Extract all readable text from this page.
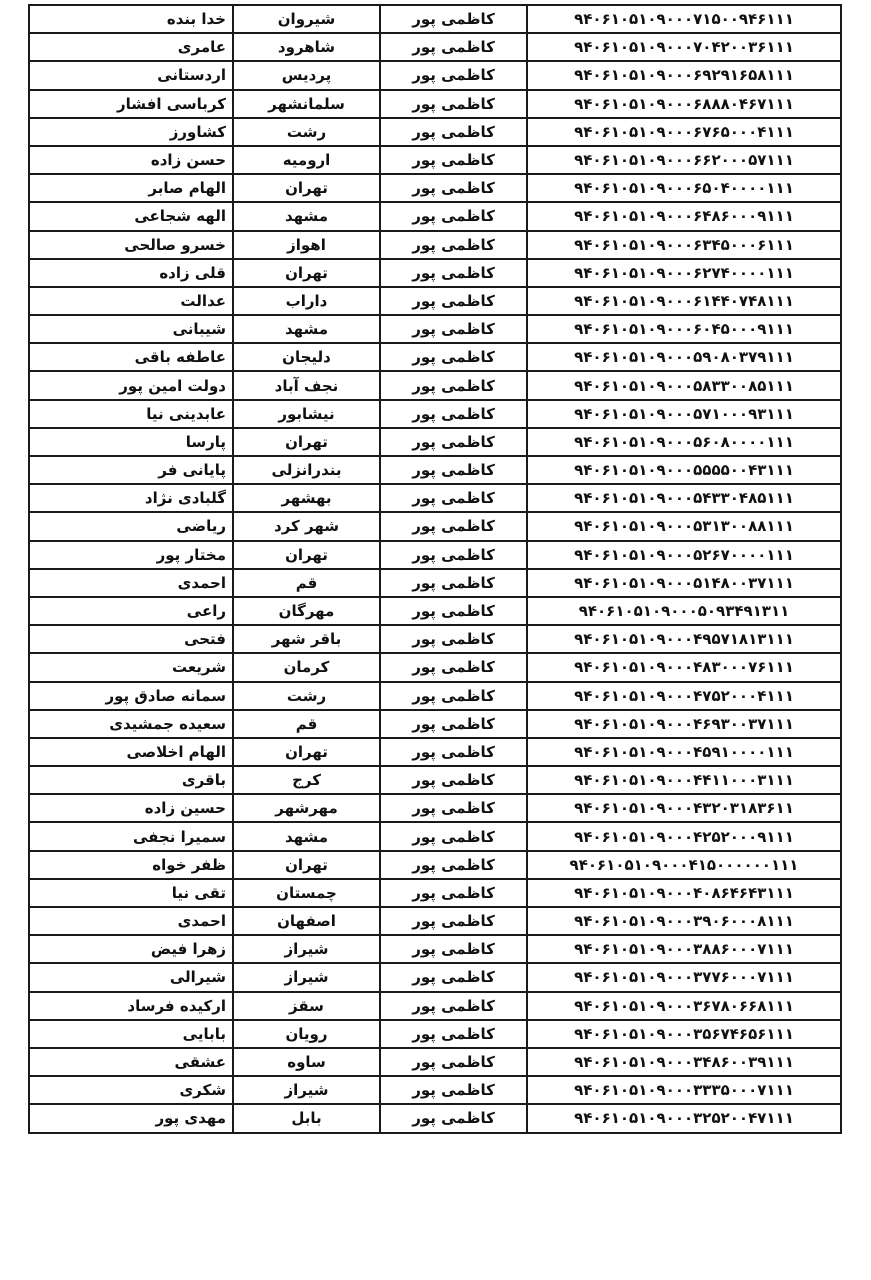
خدا بنده	شیروان	کاظمی پور	۹۴۰۶۱۰۵۱۰۹۰۰۰۷۱۵۰۰۹۴۶۱۱۱
عامری	شاهرود	کاظمی پور	۹۴۰۶۱۰۵۱۰۹۰۰۰۷۰۴۲۰۰۳۶۱۱۱
اردستانی	پردیس	کاظمی پور	۹۴۰۶۱۰۵۱۰۹۰۰۰۶۹۲۹۱۶۵۸۱۱۱
کرباسی افشار	سلمانشهر	کاظمی پور	۹۴۰۶۱۰۵۱۰۹۰۰۰۶۸۸۸۰۴۶۷۱۱۱
کشاورز	رشت	کاظمی پور	۹۴۰۶۱۰۵۱۰۹۰۰۰۶۷۶۵۰۰۰۴۱۱۱
حسن زاده	ارومیه	کاظمی پور	۹۴۰۶۱۰۵۱۰۹۰۰۰۶۶۲۰۰۰۵۷۱۱۱
الهام صابر	تهران	کاظمی پور	۹۴۰۶۱۰۵۱۰۹۰۰۰۶۵۰۴۰۰۰۰۱۱۱
الهه شجاعی	مشهد	کاظمی پور	۹۴۰۶۱۰۵۱۰۹۰۰۰۶۴۸۶۰۰۰۹۱۱۱
خسرو صالحی	اهواز	کاظمی پور	۹۴۰۶۱۰۵۱۰۹۰۰۰۶۳۴۵۰۰۰۶۱۱۱
قلی زاده	تهران	کاظمی پور	۹۴۰۶۱۰۵۱۰۹۰۰۰۶۲۷۴۰۰۰۰۱۱۱
عدالت	داراب	کاظمی پور	۹۴۰۶۱۰۵۱۰۹۰۰۰۶۱۴۴۰۷۴۸۱۱۱
شیبانی	مشهد	کاظمی پور	۹۴۰۶۱۰۵۱۰۹۰۰۰۶۰۴۵۰۰۰۹۱۱۱
عاطفه باقی	دلیجان	کاظمی پور	۹۴۰۶۱۰۵۱۰۹۰۰۰۵۹۰۸۰۳۷۹۱۱۱
دولت امین پور	نجف آباد	کاظمی پور	۹۴۰۶۱۰۵۱۰۹۰۰۰۵۸۳۳۰۰۸۵۱۱۱
عابدینی نیا	نیشابور	کاظمی پور	۹۴۰۶۱۰۵۱۰۹۰۰۰۵۷۱۰۰۰۹۳۱۱۱
پارسا	تهران	کاظمی پور	۹۴۰۶۱۰۵۱۰۹۰۰۰۵۶۰۸۰۰۰۰۱۱۱
پایانی فر	بندرانزلی	کاظمی پور	۹۴۰۶۱۰۵۱۰۹۰۰۰۵۵۵۵۰۰۴۳۱۱۱
گلبادی نژاد	بهشهر	کاظمی پور	۹۴۰۶۱۰۵۱۰۹۰۰۰۵۴۳۳۰۴۸۵۱۱۱
ریاضی	شهر کرد	کاظمی پور	۹۴۰۶۱۰۵۱۰۹۰۰۰۵۳۱۳۰۰۸۸۱۱۱
مختار پور	تهران	کاظمی پور	۹۴۰۶۱۰۵۱۰۹۰۰۰۵۲۶۷۰۰۰۰۱۱۱
احمدی	قم	کاظمی پور	۹۴۰۶۱۰۵۱۰۹۰۰۰۵۱۴۸۰۰۳۷۱۱۱
راعی	مهرگان	کاظمی پور	۹۴۰۶۱۰۵۱۰۹۰۰۰۵۰۹۳۴۹۱۳۱۱
فتحی	باقر شهر	کاظمی پور	۹۴۰۶۱۰۵۱۰۹۰۰۰۴۹۵۷۱۸۱۳۱۱۱
شریعت	کرمان	کاظمی پور	۹۴۰۶۱۰۵۱۰۹۰۰۰۴۸۳۰۰۰۷۶۱۱۱
سمانه صادق پور	رشت	کاظمی پور	۹۴۰۶۱۰۵۱۰۹۰۰۰۴۷۵۲۰۰۰۴۱۱۱
سعیده جمشیدی	قم	کاظمی پور	۹۴۰۶۱۰۵۱۰۹۰۰۰۴۶۹۳۰۰۳۷۱۱۱
الهام اخلاصی	تهران	کاظمی پور	۹۴۰۶۱۰۵۱۰۹۰۰۰۴۵۹۱۰۰۰۰۱۱۱
باقری	کرج	کاظمی پور	۹۴۰۶۱۰۵۱۰۹۰۰۰۴۴۱۱۰۰۰۳۱۱۱
حسین زاده	مهرشهر	کاظمی پور	۹۴۰۶۱۰۵۱۰۹۰۰۰۴۳۲۰۳۱۸۳۶۱۱
سمیرا نجفی	مشهد	کاظمی پور	۹۴۰۶۱۰۵۱۰۹۰۰۰۴۲۵۲۰۰۰۹۱۱۱
ظفر خواه	تهران	کاظمی پور	۹۴۰۶۱۰۵۱۰۹۰۰۰۴۱۵۰۰۰۰۰۰۱۱۱
تقی نیا	چمستان	کاظمی پور	۹۴۰۶۱۰۵۱۰۹۰۰۰۴۰۸۶۴۶۴۳۱۱۱
احمدی	اصفهان	کاظمی پور	۹۴۰۶۱۰۵۱۰۹۰۰۰۳۹۰۶۰۰۰۸۱۱۱
زهرا فیض	شیراز	کاظمی پور	۹۴۰۶۱۰۵۱۰۹۰۰۰۳۸۸۶۰۰۰۷۱۱۱
شیرالی	شیراز	کاظمی پور	۹۴۰۶۱۰۵۱۰۹۰۰۰۳۷۷۶۰۰۰۷۱۱۱
ارکیده فرساد	سقز	کاظمی پور	۹۴۰۶۱۰۵۱۰۹۰۰۰۳۶۷۸۰۶۶۸۱۱۱
بابایی	رویان	کاظمی پور	۹۴۰۶۱۰۵۱۰۹۰۰۰۳۵۶۷۴۶۵۶۱۱۱
عشقی	ساوه	کاظمی پور	۹۴۰۶۱۰۵۱۰۹۰۰۰۳۴۸۶۰۰۳۹۱۱۱
شکری	شیراز	کاظمی پور	۹۴۰۶۱۰۵۱۰۹۰۰۰۳۳۳۵۰۰۰۷۱۱۱
مهدی پور	بابل	کاظمی پور	۹۴۰۶۱۰۵۱۰۹۰۰۰۳۲۵۲۰۰۴۷۱۱۱
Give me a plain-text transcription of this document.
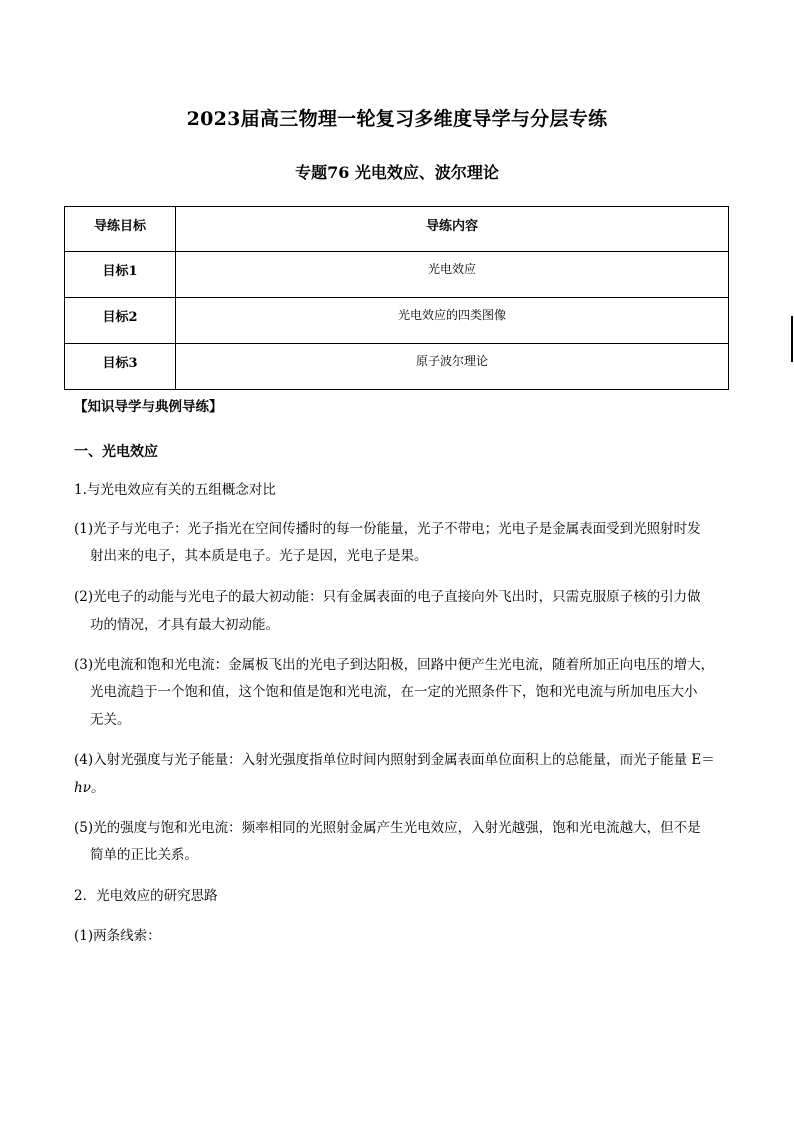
2023届高三物理一轮复习多维度导学与分层专练
专题76 光电效应、波尔理论
导练目标	导练内容
目标1	光电效应
目标2	光电效应的四类图像
目标3	原子波尔理论
【知识导学与典例导练】
一、光电效应
1.与光电效应有关的五组概念对比
(1)光子与光电子：光子指光在空间传播时的每一份能量，光子不带电；光电子是金属表面受到光照射时发
射出来的电子，其本质是电子。光子是因，光电子是果。
(2)光电子的动能与光电子的最大初动能：只有金属表面的电子直接向外飞出时，只需克服原子核的引力做
功的情况，才具有最大初动能。
(3)光电流和饱和光电流：金属板飞出的光电子到达阳极，回路中便产生光电流，随着所加正向电压的增大，
光电流趋于一个饱和值，这个饱和值是饱和光电流，在一定的光照条件下，饱和光电流与所加电压大小
无关。
(4)入射光强度与光子能量：入射光强度指单位时间内照射到金属表面单位面积上的总能量，而光子能量 E＝
hν。
(5)光的强度与饱和光电流：频率相同的光照射金属产生光电效应，入射光越强，饱和光电流越大，但不是
简单的正比关系。
2．光电效应的研究思路
(1)两条线索：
************
> **SET PROBLEM**
Pick out each line in the material containing "احمدی".

> **FULL RESPONSE**
احمدی	قم	کاظمی پور	۹۴۰۶۱۰۵۱۰۹۰۰۰۵۱۴۸۰۰۳۷۱۱۱
احمدی	اصفهان	کاظمی پور	۹۴۰۶۱۰۵۱۰۹۰۰۰۳۹۰۶۰۰۰۸۱۱۱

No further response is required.